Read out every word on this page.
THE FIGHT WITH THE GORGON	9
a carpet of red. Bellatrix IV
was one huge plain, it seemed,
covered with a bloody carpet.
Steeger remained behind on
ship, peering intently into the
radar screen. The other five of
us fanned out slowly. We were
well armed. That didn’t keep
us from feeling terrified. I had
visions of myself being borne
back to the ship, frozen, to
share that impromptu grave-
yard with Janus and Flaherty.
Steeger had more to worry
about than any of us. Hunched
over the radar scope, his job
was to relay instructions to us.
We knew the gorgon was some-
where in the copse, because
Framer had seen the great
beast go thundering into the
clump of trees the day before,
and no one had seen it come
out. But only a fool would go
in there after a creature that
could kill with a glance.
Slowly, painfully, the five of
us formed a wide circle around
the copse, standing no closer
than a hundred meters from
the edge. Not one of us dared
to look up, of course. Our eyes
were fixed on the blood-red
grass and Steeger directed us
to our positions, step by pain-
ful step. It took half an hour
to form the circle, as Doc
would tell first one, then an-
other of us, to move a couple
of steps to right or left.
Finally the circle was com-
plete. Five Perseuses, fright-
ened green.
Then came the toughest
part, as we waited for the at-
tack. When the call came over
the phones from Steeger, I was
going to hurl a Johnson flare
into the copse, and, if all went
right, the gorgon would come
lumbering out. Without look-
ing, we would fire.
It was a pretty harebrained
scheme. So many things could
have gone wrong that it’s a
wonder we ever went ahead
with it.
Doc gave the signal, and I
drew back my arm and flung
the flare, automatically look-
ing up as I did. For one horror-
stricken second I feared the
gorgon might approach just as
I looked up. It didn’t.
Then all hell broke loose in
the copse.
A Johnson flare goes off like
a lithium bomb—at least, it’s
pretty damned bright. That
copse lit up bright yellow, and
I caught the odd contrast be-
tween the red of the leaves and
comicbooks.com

====

■ TASK DESCRIPTION ■
Which lines in the data above contain "into"? Show each one.

■ TASK RESPONSE ■
ship, peering intently into the
beast go thundering into the
into the copse, and, if all went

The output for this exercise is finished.